Report the count of lines below in which the string "this" occurs; include nothing else.

Records that describe figures:

####

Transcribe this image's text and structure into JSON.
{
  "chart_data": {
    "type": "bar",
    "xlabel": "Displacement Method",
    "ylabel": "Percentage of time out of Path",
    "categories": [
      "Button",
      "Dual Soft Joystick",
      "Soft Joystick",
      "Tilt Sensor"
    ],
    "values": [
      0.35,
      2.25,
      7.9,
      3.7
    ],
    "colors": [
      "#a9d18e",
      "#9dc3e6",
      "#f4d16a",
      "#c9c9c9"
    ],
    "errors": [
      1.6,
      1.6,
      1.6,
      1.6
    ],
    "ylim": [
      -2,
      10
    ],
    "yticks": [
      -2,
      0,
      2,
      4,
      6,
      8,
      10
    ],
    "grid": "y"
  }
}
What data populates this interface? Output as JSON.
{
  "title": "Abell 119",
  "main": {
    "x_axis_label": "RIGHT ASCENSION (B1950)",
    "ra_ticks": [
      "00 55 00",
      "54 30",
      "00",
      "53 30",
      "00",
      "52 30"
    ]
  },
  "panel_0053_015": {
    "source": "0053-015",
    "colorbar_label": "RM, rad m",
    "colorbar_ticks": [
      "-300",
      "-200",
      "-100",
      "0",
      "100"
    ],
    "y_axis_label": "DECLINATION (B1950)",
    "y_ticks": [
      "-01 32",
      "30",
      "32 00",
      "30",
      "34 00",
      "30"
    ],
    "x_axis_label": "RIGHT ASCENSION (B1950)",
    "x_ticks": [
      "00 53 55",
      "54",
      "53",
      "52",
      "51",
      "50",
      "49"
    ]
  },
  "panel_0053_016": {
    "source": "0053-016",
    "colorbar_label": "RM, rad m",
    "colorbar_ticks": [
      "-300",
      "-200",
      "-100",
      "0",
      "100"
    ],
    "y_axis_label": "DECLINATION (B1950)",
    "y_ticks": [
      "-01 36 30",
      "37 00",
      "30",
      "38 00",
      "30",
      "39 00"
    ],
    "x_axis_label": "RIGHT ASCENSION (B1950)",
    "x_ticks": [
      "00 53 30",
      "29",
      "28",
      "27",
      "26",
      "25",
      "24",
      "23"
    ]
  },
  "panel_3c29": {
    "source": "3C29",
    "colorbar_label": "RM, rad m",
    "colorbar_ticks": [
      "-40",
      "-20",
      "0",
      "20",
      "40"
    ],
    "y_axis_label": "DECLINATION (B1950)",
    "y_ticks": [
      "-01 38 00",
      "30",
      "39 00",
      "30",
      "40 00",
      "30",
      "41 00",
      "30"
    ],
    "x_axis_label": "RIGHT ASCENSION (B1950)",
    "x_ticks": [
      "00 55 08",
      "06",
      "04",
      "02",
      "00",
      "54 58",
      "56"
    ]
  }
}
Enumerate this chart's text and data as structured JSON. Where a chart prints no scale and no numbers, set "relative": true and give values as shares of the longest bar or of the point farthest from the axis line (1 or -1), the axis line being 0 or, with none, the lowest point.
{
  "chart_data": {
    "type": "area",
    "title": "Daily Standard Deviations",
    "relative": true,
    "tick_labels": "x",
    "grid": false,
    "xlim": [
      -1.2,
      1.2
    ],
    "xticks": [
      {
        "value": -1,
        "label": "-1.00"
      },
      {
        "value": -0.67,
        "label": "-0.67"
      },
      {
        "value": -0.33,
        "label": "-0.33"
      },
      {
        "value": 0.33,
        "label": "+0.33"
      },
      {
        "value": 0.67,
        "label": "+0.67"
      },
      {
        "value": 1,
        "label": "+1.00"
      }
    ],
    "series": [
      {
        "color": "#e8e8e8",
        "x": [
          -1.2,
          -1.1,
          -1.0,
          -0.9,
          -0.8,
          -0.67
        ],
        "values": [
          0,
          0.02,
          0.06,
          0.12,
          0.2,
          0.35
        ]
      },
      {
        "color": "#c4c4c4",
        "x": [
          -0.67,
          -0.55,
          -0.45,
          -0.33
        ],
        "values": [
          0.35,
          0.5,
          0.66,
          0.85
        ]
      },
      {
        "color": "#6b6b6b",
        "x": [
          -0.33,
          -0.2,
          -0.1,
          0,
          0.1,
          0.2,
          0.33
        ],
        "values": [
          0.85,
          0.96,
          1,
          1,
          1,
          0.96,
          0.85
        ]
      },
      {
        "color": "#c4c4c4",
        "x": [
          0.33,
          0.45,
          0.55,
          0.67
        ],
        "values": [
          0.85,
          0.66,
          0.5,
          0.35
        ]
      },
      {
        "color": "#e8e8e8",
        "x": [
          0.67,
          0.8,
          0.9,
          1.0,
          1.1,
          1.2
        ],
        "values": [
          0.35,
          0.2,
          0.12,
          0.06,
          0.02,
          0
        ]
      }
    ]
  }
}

####

* SOLUTION BELOW: 3